→ **What to do**:
Please copy out, without any change, the records from the line with "Segment this screenshot: for" up to and including the line with "- room-label-peluqueria: PELUQUERIA".

→ **Material provided**:
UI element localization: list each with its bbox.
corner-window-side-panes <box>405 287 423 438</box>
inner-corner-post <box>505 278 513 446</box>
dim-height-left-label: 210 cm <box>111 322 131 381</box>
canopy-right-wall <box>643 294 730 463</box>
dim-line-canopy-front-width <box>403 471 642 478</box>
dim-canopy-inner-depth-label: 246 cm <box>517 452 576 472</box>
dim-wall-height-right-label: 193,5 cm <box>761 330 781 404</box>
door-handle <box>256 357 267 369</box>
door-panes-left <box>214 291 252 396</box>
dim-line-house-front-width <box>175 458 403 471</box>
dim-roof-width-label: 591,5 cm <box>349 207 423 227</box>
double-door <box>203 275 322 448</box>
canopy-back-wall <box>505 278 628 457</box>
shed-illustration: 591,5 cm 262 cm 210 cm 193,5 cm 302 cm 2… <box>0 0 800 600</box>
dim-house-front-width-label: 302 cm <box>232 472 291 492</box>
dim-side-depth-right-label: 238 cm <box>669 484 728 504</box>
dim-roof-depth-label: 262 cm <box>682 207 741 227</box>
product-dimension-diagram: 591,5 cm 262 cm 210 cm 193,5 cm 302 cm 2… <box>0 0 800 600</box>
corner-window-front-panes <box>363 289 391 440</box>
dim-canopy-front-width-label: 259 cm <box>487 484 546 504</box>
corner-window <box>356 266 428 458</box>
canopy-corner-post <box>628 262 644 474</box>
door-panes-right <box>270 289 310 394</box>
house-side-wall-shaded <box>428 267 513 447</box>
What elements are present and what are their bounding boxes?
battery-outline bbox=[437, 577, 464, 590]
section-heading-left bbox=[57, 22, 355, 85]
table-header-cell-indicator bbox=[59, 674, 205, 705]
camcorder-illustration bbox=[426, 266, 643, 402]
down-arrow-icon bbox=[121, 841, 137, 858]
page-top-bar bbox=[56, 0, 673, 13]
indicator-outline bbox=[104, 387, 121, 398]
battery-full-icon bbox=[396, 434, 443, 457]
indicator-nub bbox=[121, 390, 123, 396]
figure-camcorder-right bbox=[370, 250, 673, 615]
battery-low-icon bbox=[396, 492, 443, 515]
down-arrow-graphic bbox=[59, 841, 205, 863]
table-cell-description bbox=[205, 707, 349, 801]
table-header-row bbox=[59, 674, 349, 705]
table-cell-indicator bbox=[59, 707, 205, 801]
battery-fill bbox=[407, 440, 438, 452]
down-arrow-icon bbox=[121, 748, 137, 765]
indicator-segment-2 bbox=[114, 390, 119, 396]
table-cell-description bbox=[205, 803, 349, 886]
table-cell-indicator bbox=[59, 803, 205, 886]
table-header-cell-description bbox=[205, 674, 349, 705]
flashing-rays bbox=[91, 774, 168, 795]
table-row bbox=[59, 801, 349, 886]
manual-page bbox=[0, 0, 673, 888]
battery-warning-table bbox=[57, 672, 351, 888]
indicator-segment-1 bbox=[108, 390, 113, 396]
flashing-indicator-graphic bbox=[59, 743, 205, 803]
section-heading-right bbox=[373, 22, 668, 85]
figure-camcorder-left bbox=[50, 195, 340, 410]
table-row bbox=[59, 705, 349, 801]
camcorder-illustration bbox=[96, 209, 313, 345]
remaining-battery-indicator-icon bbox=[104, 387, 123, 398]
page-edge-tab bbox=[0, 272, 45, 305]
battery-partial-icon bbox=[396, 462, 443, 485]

---

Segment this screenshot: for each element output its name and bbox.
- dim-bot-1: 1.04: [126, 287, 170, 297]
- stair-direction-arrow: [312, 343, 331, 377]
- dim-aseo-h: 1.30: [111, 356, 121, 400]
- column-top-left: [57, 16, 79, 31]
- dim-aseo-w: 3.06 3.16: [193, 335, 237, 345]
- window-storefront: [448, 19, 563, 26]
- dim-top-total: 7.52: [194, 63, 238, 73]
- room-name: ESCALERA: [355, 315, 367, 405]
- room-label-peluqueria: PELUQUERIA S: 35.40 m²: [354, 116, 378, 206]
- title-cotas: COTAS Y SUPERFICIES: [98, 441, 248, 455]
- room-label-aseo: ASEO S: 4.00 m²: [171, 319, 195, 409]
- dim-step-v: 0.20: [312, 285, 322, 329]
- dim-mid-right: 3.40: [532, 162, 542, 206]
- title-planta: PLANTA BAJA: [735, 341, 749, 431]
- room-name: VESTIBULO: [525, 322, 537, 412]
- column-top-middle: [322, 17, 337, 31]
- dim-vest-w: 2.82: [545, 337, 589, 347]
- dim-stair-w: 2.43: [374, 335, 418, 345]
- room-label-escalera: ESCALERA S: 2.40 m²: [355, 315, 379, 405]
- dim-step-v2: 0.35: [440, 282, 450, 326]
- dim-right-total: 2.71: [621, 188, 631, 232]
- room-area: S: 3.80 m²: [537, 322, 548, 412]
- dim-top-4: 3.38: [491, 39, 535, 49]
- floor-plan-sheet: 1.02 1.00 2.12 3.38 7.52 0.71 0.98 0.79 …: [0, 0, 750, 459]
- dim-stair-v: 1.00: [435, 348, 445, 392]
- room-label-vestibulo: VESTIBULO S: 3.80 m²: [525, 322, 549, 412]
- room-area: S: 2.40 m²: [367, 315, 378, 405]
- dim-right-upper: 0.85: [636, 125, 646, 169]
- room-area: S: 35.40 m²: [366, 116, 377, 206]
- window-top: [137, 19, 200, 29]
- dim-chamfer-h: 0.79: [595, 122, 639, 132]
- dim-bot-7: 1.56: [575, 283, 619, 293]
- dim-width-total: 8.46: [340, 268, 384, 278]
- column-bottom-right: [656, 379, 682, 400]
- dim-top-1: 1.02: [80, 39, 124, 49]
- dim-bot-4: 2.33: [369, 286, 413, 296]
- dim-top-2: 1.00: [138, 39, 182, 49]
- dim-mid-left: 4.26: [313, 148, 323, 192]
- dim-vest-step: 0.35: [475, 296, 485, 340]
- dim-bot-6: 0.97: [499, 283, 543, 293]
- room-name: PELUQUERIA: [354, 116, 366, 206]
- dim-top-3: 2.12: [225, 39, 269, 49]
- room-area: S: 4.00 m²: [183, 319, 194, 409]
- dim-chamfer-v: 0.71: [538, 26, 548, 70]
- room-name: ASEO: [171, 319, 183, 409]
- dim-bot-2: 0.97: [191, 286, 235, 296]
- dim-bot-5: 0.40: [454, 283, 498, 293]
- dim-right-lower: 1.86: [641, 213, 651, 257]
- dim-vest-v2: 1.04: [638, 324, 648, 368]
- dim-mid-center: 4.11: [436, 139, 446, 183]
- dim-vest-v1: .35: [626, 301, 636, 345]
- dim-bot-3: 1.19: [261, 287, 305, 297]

→ **In response**:
Segment this screenshot: for each element output its name and bbox.
- dim-bot-1: 1.04: [126, 287, 170, 297]
- stair-direction-arrow: [312, 343, 331, 377]
- dim-aseo-h: 1.30: [111, 356, 121, 400]
- column-top-left: [57, 16, 79, 31]
- dim-aseo-w: 3.06 3.16: [193, 335, 237, 345]
- window-storefront: [448, 19, 563, 26]
- dim-top-total: 7.52: [194, 63, 238, 73]
- room-name: ESCALERA: [355, 315, 367, 405]
- room-label-peluqueria: PELUQUERIA S: 35.40 m²: [354, 116, 378, 206]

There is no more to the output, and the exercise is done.